> [ACTIVITY]: When checking the entries below, count every line with the word "Odyssey", then give only that number.

> [DATA]:
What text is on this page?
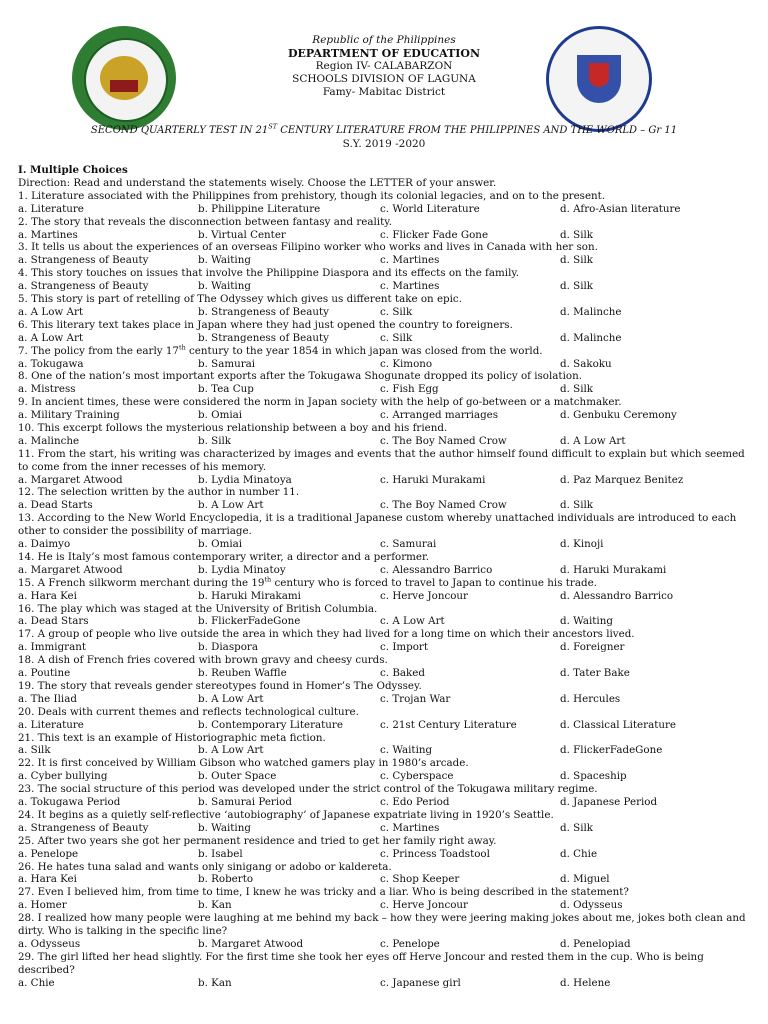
Republic of the Philippines
DEPARTMENT OF EDUCATION
Region IV- CALABARZON
SCHOOLS DIVISION OF LAGUNA
Famy- Mabitac District
SECOND QUARTERLY TEST IN 21ST CENTURY LITERATURE FROM THE PHILIPPINES AND THE WORLD – Gr 11
S.Y. 2019 -2020
I. Multiple Choices
Direction: Read and understand the statements wisely. Choose the LETTER of your answer.
1. Literature associated with the Philippines from prehistory, though its colonial legacies, and on to the present.
a. Literature	b. Philippine Literature	c. World Literature	d. Afro-Asian literature
2. The story that reveals the disconnection between fantasy and reality.
a. Martines	b. Virtual Center	c. Flicker Fade Gone	d. Silk
3. It tells us about the experiences of an overseas Filipino worker who works and lives in Canada with her son.
a. Strangeness of Beauty	b. Waiting	c. Martines	d. Silk
4. This story touches on issues that involve the Philippine Diaspora and its effects on the family.
a. Strangeness of Beauty	b. Waiting	c. Martines	d. Silk
5. This story is part of retelling of The Odyssey which gives us different take on epic.
a. A Low Art	b. Strangeness of Beauty	c. Silk	d. Malinche
6. This literary text takes place in Japan where they had just opened the country to foreigners.
a. A Low Art	b. Strangeness of Beauty	c. Silk	d. Malinche
7. The policy from the early 17th century to the year 1854 in which japan was closed from the world.
a. Tokugawa	b. Samurai	c. Kimono	d. Sakoku
8. One of the nation’s most important exports after the Tokugawa Shogunate dropped its policy of isolation.
a. Mistress	b. Tea Cup	c. Fish Egg	d. Silk
9. In ancient times, these were considered the norm in Japan society with the help of go-between or a matchmaker.
a. Military Training	b. Omiai	c. Arranged marriages	d. Genbuku Ceremony
10. This excerpt follows the mysterious relationship between a boy and his friend.
a. Malinche	b. Silk	c. The Boy Named Crow	d. A Low Art
11. From the start, his writing was characterized by images and events that the author himself found difficult to explain but which seemed to come from the inner recesses of his memory.
a. Margaret Atwood	b. Lydia Minatoya	c. Haruki Murakami	d. Paz Marquez Benitez
12. The selection written by the author in number 11.
a. Dead Starts	b. A Low Art	c. The Boy Named Crow	d. Silk
13. According to the New World Encyclopedia, it is a traditional Japanese custom whereby unattached individuals are introduced to each other to consider the possibility of marriage.
a. Daimyo	b. Omiai	c. Samurai	d. Kinoji
14. He is Italy’s most famous contemporary writer, a director and a performer.
a. Margaret Atwood	b. Lydia Minatoy	c. Alessandro Barrico	d. Haruki Murakami
15. A French silkworm merchant during the 19th century who is forced to travel to Japan to continue his trade.
a. Hara Kei	b. Haruki Mirakami	c. Herve Joncour	d. Alessandro Barrico
16. The play which was staged at the University of British Columbia.
a. Dead Stars	b. FlickerFadeGone	c. A Low Art	d. Waiting
17. A group of people who live outside the area in which they had lived for a long time on which their ancestors lived.
a. Immigrant	b. Diaspora	c. Import	d. Foreigner
18. A dish of French fries covered with brown gravy and cheesy curds.
a. Poutine	b. Reuben Waffle	c. Baked	d. Tater Bake
19. The story that reveals gender stereotypes found in Homer’s The Odyssey.
a. The Iliad	b. A Low Art	c. Trojan War	d. Hercules
20. Deals with current themes and reflects technological culture.
a. Literature	b. Contemporary Literature	c. 21st Century Literature	d. Classical Literature
21. This text is an example of Historiographic meta fiction.
a. Silk	b. A Low Art	c. Waiting	d. FlickerFadeGone
22. It is first conceived by William Gibson who watched gamers play in 1980’s arcade.
a. Cyber bullying	b. Outer Space	c. Cyberspace	d. Spaceship
23. The social structure of this period was developed under the strict control of the Tokugawa military regime.
a. Tokugawa Period	b. Samurai Period	c. Edo Period	d. Japanese Period
24. It begins as a quietly self-reflective ‘autobiography’ of Japanese expatriate living in 1920’s Seattle.
a. Strangeness of Beauty	b. Waiting	c. Martines	d. Silk
25. After two years she got her permanent residence and tried to get her family right away.
a. Penelope	b. Isabel	c. Princess Toadstool	d. Chie
26. He hates tuna salad and wants only sinigang or adobo or kaldereta.
a. Hara Kei	b. Roberto	c. Shop Keeper	d. Miguel
27. Even I believed him, from time to time, I knew he was tricky and a liar. Who is being described in the statement?
a. Homer	b. Kan	c. Herve Joncour	d. Odysseus
28. I realized how many people were laughing at me behind my back – how they were jeering making jokes about me, jokes both clean and dirty. Who is talking in the specific line?
a. Odysseus	b. Margaret Atwood	c. Penelope	d. Penelopiad
29. The girl lifted her head slightly. For the first time she took her eyes off Herve Joncour and rested them in the cup. Who is being described?
a. Chie	b. Kan	c. Japanese girl	d. Helene
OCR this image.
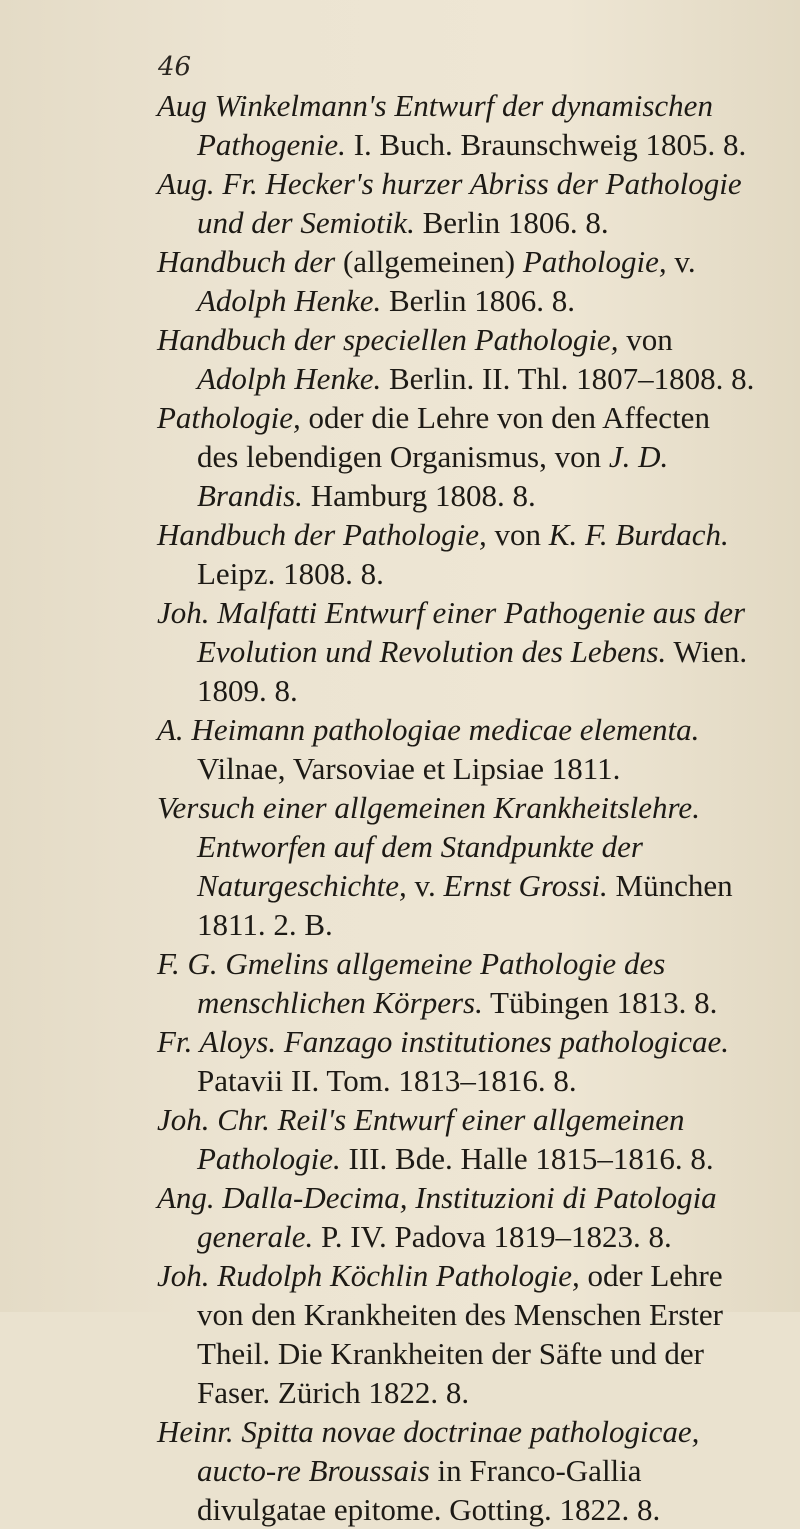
46

Aug Winkelmann's Entwurf der dynamischen Pathogenie. I. Buch. Braunschweig 1805. 8.

Aug. Fr. Hecker's hurzer Abriss der Pathologie und der Semiotik. Berlin 1806. 8.

Handbuch der (allgemeinen) Pathologie, v. Adolph Henke. Berlin 1806. 8.

Handbuch der speciellen Pathologie, von Adolph Henke. Berlin. II. Thl. 1807–1808. 8.

Pathologie, oder die Lehre von den Affecten des lebendigen Organismus, von J. D. Brandis. Hamburg 1808. 8.

Handbuch der Pathologie, von K. F. Burdach. Leipz. 1808. 8.

Joh. Malfatti Entwurf einer Pathogenie aus der Evolution und Revolution des Lebens. Wien. 1809. 8.

A. Heimann pathologiae medicae elementa. Vilnae, Varsoviae et Lipsiae 1811.

Versuch einer allgemeinen Krankheitslehre. Entworfen auf dem Standpunkte der Naturgeschichte, v. Ernst Grossi. München 1811. 2. B.

F. G. Gmelins allgemeine Pathologie des menschlichen Körpers. Tübingen 1813. 8.

Fr. Aloys. Fanzago institutiones pathologicae. Patavii II. Tom. 1813–1816. 8.

Joh. Chr. Reil's Entwurf einer allgemeinen Pathologie. III. Bde. Halle 1815–1816. 8.

Ang. Dalla-Decima, Instituzioni di Patologia generale. P. IV. Padova 1819–1823. 8.

Joh. Rudolph Köchlin Pathologie, oder Lehre von den Krankheiten des Menschen Erster Theil. Die Krankheiten der Säfte und der Faser. Zürich 1822. 8.

Heinr. Spitta novae doctrinae pathologicae, aucto-re Broussais in Franco-Gallia divulgatae epitome. Gotting. 1822. 8.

> [FINISHED EXERCISE]: 2